[Dataset records]
+++++

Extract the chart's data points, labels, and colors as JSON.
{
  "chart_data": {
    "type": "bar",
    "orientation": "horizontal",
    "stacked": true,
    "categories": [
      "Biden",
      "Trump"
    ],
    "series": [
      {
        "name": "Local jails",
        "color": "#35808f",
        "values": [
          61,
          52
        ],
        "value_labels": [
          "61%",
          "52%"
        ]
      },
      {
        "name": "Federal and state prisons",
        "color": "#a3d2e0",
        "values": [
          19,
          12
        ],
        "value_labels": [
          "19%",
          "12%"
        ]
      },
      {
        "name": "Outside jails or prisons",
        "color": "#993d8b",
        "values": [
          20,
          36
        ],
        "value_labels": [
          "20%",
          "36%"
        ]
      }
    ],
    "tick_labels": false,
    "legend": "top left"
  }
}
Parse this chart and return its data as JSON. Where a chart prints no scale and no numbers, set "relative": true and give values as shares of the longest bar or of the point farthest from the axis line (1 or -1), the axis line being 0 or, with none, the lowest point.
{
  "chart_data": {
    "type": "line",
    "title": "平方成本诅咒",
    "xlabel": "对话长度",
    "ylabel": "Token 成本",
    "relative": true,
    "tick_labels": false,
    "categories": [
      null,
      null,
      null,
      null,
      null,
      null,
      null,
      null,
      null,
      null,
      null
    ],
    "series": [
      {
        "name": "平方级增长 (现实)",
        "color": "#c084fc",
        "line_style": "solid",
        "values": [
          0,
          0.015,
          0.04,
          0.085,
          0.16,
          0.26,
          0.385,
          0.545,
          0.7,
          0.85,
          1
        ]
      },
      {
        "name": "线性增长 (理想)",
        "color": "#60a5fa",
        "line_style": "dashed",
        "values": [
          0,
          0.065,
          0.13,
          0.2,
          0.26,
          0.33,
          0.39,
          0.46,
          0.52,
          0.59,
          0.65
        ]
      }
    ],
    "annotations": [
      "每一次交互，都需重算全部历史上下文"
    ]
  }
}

+++++

## THE PROBLEM
Could you transcribe the records in full, exactly?

## OUTPUT BELOW
Extract the chart's data points, labels, and colors as JSON.
{
  "chart_data": {
    "type": "bar",
    "orientation": "horizontal",
    "stacked": true,
    "categories": [
      "Biden",
      "Trump"
    ],
    "series": [
      {
        "name": "Local jails",
        "color": "#35808f",
        "values": [
          61,
          52
        ],
        "value_labels": [
          "61%",
          "52%"
        ]
      },
      {
        "name": "Federal and state prisons",
        "color": "#a3d2e0",
        "values": [
          19,
          12
        ],
        "value_labels": [
          "19%",
          "12%"
        ]
      },
      {
        "name": "Outside jails or prisons",
        "color": "#993d8b",
        "values": [
          20,
          36
        ],
        "value_labels": [
          "20%",
          "36%"
        ]
      }
    ],
    "tick_labels": false,
    "legend": "top left"
  }
}
Parse this chart and return its data as JSON. Where a chart prints no scale and no numbers, set "relative": true and give values as shares of the longest bar or of the point farthest from the axis line (1 or -1), the axis line being 0 or, with none, the lowest point.
{
  "chart_data": {
    "type": "line",
    "title": "平方成本诅咒",
    "xlabel": "对话长度",
    "ylabel": "Token 成本",
    "relative": true,
    "tick_labels": false,
    "categories": [
      null,
      null,
      null,
      null,
      null,
      null,
      null,
      null,
      null,
      null,
      null
    ],
    "series": [
      {
        "name": "平方级增长 (现实)",
        "color": "#c084fc",
        "line_style": "solid",
        "values": [
          0,
          0.015,
          0.04,
          0.085,
          0.16,
          0.26,
          0.385,
          0.545,
          0.7,
          0.85,
          1
        ]
      },
      {
        "name": "线性增长 (理想)",
        "color": "#60a5fa",
        "line_style": "dashed",
        "values": [
          0,
          0.065,
          0.13,
          0.2,
          0.26,
          0.33,
          0.39,
          0.46,
          0.52,
          0.59,
          0.65
        ]
      }
    ],
    "annotations": [
      "每一次交互，都需重算全部历史上下文"
    ]
  }
}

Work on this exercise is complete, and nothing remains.